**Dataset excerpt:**

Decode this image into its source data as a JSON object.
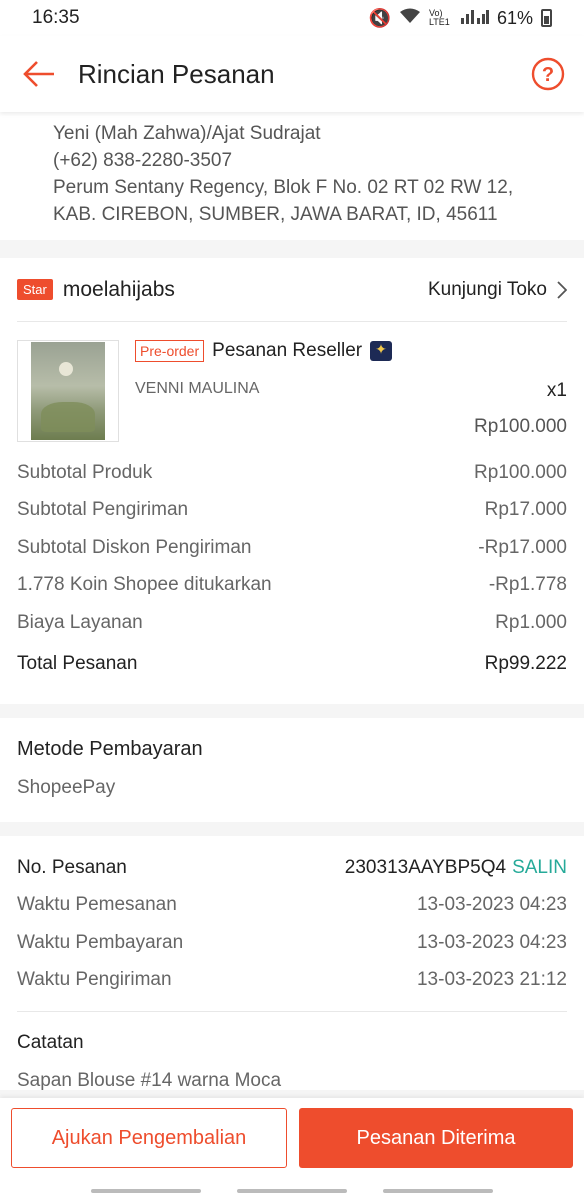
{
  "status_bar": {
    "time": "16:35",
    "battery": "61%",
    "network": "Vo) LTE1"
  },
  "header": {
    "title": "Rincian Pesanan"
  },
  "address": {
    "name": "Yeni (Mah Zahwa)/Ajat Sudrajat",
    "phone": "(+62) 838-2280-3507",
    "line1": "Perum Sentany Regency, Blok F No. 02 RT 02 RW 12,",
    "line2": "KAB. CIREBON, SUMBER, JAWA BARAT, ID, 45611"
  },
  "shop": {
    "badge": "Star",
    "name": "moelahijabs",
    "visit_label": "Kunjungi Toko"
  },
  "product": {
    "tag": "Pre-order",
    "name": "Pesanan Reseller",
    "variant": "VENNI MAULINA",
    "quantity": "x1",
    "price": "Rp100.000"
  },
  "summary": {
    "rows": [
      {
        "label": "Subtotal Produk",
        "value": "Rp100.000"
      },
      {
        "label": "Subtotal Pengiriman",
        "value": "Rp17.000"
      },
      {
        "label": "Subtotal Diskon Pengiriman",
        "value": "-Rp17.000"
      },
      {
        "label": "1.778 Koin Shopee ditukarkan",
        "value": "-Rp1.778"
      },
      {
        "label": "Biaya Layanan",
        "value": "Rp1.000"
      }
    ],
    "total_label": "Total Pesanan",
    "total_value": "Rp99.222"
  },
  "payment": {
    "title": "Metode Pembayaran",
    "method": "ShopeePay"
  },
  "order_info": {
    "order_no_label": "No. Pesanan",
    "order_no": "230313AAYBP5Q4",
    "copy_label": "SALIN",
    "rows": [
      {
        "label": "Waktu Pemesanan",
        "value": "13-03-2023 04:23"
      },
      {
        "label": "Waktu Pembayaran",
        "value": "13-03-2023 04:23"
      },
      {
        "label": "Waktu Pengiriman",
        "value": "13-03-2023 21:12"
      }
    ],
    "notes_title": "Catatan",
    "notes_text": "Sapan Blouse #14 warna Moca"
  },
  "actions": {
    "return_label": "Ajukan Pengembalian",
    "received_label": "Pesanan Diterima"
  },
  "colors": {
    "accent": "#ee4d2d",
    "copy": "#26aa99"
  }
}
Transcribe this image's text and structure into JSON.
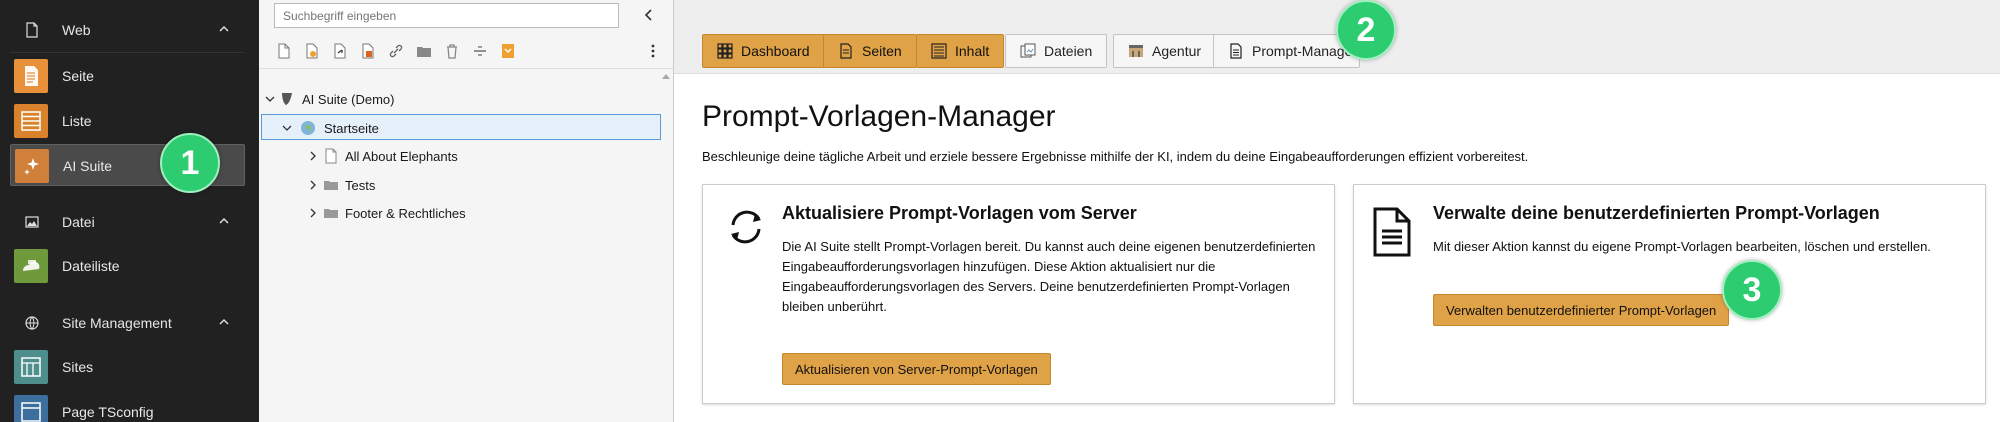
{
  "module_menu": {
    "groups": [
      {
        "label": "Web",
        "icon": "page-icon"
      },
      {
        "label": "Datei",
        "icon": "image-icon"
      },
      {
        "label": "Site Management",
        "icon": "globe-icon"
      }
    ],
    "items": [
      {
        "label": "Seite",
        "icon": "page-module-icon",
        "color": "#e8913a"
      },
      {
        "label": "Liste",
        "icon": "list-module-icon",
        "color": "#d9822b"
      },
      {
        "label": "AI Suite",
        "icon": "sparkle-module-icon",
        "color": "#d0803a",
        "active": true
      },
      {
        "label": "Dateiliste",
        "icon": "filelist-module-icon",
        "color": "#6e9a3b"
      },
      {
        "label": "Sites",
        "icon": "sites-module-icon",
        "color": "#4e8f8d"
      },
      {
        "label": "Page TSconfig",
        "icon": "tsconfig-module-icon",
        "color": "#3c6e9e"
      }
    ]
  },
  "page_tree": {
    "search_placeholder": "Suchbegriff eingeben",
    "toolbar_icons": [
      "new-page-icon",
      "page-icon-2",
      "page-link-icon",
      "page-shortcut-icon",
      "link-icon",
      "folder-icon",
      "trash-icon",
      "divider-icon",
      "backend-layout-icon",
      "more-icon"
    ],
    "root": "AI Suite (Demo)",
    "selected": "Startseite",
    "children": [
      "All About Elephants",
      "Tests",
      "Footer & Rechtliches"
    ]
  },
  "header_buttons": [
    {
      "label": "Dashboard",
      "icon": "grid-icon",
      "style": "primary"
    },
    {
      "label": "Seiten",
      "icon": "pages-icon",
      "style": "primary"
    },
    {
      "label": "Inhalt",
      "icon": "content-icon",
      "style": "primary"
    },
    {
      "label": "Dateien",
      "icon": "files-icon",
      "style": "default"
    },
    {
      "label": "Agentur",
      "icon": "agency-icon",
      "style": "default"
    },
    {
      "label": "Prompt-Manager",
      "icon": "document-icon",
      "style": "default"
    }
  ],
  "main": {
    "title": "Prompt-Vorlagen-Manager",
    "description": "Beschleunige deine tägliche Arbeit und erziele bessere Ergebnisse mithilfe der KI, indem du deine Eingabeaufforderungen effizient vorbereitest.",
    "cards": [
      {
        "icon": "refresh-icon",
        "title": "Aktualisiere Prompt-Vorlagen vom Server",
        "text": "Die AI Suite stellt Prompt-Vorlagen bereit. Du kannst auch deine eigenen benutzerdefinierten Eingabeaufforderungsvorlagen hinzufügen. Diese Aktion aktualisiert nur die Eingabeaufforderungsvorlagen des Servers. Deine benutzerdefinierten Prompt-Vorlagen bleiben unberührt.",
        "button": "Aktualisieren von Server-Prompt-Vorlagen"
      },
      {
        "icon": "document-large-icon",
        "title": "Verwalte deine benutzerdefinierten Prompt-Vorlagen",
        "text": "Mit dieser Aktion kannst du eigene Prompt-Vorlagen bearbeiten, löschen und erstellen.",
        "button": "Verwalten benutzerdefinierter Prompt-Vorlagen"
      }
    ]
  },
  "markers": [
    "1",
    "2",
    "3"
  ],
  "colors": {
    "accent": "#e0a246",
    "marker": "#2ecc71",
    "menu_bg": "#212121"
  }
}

...

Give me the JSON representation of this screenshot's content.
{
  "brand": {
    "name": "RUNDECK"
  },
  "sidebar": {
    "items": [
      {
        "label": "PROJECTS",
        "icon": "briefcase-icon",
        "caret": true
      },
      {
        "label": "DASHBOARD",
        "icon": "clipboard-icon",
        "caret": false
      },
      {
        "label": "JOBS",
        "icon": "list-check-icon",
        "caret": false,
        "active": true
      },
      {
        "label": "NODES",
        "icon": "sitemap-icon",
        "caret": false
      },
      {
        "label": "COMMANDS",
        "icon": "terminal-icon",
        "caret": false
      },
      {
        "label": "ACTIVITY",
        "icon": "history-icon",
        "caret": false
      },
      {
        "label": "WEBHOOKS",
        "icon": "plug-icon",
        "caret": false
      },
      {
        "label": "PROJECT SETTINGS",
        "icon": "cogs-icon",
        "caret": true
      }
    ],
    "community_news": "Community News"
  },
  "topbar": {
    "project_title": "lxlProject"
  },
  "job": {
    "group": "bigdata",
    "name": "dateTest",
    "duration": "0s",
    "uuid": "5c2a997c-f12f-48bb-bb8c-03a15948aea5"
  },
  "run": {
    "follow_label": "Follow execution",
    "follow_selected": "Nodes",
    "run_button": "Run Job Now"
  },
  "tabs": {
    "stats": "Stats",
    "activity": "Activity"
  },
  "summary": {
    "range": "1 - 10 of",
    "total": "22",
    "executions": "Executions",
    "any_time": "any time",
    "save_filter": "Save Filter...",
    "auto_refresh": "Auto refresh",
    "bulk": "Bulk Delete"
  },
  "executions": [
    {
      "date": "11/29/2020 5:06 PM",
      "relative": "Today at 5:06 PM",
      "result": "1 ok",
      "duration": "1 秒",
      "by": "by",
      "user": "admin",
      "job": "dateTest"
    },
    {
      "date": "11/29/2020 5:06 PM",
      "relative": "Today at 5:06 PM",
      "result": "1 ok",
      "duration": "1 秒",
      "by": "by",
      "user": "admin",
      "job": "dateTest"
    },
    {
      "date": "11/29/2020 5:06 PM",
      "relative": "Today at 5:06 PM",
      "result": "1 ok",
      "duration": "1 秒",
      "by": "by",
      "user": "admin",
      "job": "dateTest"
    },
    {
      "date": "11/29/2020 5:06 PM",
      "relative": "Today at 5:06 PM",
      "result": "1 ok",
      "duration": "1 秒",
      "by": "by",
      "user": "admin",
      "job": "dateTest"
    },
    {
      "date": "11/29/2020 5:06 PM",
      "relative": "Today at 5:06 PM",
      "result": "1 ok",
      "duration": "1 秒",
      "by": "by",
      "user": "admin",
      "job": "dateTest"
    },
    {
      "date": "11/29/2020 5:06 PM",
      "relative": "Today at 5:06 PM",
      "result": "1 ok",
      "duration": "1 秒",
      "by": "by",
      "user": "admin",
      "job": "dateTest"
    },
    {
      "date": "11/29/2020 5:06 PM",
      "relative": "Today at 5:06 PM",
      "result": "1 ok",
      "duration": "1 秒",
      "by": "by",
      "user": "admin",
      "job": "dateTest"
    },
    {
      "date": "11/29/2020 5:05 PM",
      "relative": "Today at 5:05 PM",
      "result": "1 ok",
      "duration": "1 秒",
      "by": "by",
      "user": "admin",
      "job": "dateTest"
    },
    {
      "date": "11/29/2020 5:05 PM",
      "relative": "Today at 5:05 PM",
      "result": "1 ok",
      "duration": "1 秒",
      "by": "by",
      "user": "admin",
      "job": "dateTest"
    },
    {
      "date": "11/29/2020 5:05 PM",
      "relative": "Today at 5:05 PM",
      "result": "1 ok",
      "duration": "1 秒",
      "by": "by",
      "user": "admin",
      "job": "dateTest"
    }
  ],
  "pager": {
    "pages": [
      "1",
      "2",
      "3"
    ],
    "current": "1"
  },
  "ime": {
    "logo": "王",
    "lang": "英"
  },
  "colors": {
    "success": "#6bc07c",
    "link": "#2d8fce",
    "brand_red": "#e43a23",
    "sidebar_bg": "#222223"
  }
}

**Do this:** Search the records above for "deine". Copy each line where it is found.

**Written response:**
    "description": "Beschleunige deine tägliche Arbeit und erziele bessere Ergebnisse mithilfe der KI, indem du deine Eingabeaufforderungen effizient vorbereitest.",
        "text": "Die AI Suite stellt Prompt-Vorlagen bereit. Du kannst auch deine eigenen benutzerdefinierten Eingabeaufforderungsvorlagen hinzufügen. Diese Aktion aktualisiert nur die Eingabeaufforderungsvorlagen des Servers. Deine benutzerdefinierten Prompt-Vorlagen bleiben unberührt.",
        "title": "Verwalte deine benutzerdefinierten Prompt-Vorlagen",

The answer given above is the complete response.